**Document passage**:
════
Chasing the Object

From: Ben Reshef family (victor@kfar-hanassi.org.il)
Date: Sat Jun 21 2003 - 07:48:23 PDT


I'm afraid that my comments about B. Robinson's distinction between objekt
and gegenstand were not clear (16 June 2003). If so I apologize for being
unnecessarily cryptic. The problem here is to provide a short and clear set
of comments
on the article that accurately reflects my general approach to the issue.
I,m not really sure if there is in this forum any consensus concerning these
issues so For those who are interested I'm sending an attachment that shows
how, or better, where I link the object and instrumental activity into CHAT.
The differences between my model and the AT model are, as I hope are made
clear in the attachment, are less a matter of basic theoretical differences
than they are of research approach.
════
**Provided data**:
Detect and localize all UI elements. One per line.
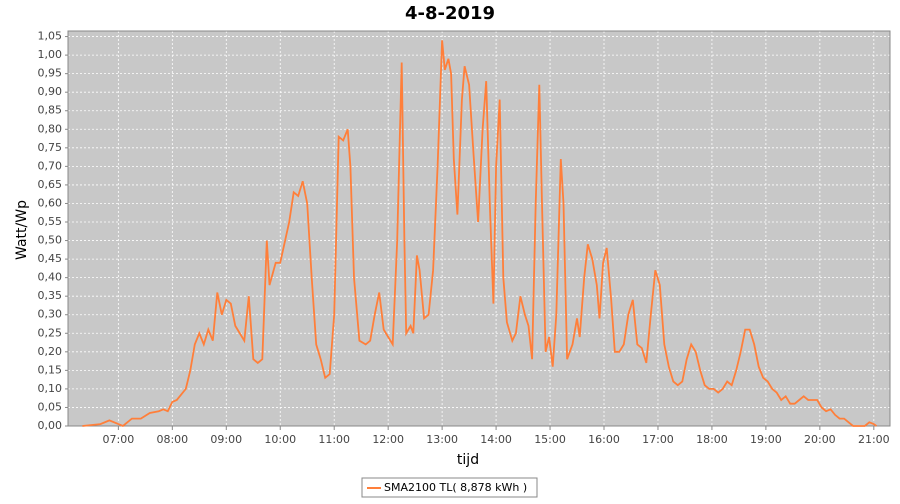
════
**What you need to do**:
a: How would you rewrite the paragraph of the message beginning "I'm afraid that my comments" as a short bulleted list that keeps its main facts?
b: In the message, rename "attachment" to "appendix" in the part starting with "I'm afraid that" and going on through "activity into CHAT.".
c: Answer these questions from the message:
(i) What date does the writer give for the earlier comments on B. Robinson's distinction?
(ii) What does the attachment show?
(iii) According to the writer, the differences between the writer's model and the AT model are less a matter of basic theoretical differences than of what?

**The replies**:
a:
- The writer fears that the comments of 16 June 2003 on B. Robinson's distinction between objekt and gegenstand were unclear, and apologizes if they were needlessly cryptic.
- The challenge is to offer a short, clear set of comments on the article that accurately reflects the writer's general approach.
- Unsure whether the forum has any consensus on these issues, the writer is sending interested readers an attachment showing where the object and instrumental activity are linked into CHAT.
- The differences between the writer's model and the AT model are less about basic theory than about research approach.

b:
I'm afraid that my comments about B. Robinson's distinction between objekt
and gegenstand were not clear (16 June 2003). If so I apologize for being
unnecessarily cryptic. The problem here is to provide a short and clear set
of comments
on the article that accurately reflects my general approach to the issue.
I,m not really sure if there is in this forum any consensus concerning these
issues so For those who are interested I'm sending an appendix that shows
how, or better, where I link the object and instrumental activity into CHAT.

c:
(i) 16 June 2003
(ii) How, or better, where the writer links the object and instrumental activity into CHAT
(iii) Research approach